▸ EXERCISE REQUIREMENTS
Search the listing for the string "this" and copy every line that contains it.

┄┄┄┄┄┄┄┄┄┄┄┄┄┄┄┄┄┄┄┄

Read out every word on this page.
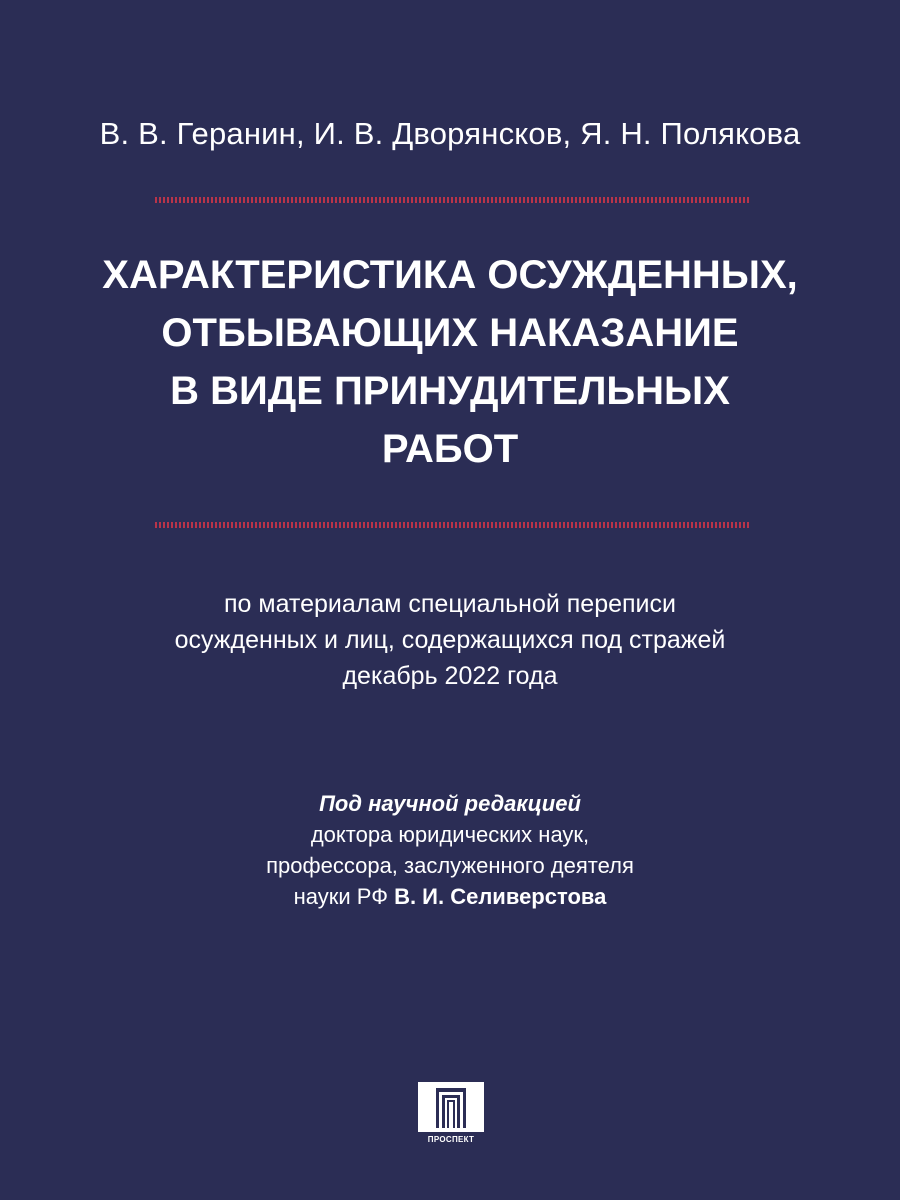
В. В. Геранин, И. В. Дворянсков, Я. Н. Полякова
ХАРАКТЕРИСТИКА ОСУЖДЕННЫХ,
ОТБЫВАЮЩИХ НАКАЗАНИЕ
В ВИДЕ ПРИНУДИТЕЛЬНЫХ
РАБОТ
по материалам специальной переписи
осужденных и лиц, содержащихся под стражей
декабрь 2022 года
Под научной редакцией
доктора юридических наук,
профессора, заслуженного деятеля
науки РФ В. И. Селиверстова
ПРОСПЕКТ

┄┄┄┄┄┄┄┄┄┄┄┄┄┄┄┄┄┄┄┄

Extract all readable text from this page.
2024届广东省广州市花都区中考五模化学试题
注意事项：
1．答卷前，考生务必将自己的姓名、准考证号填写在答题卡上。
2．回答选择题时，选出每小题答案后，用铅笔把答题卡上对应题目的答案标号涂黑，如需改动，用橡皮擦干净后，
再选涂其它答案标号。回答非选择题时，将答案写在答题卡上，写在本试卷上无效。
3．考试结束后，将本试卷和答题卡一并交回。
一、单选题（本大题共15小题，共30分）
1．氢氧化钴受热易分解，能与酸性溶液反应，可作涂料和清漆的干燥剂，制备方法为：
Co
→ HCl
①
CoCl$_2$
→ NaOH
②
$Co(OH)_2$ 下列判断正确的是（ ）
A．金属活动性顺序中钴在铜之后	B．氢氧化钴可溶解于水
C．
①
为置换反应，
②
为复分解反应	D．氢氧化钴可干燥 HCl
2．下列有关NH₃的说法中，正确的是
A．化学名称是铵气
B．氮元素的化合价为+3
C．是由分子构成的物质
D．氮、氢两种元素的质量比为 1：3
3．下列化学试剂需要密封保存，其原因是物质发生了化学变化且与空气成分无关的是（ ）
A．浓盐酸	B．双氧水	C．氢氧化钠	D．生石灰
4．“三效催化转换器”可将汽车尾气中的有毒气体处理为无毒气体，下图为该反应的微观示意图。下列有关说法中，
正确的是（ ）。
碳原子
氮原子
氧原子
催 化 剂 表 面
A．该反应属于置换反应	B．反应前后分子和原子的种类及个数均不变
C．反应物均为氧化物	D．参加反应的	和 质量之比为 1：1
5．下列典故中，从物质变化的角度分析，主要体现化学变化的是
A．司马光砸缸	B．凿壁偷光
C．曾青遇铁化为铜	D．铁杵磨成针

┄┄┄┄┄┄┄┄┄┄┄┄┄┄┄┄┄┄┄┄

▸ SOLUTION TO THE PROBLEM
Read out every word on this page.
Extract all readable text from this page.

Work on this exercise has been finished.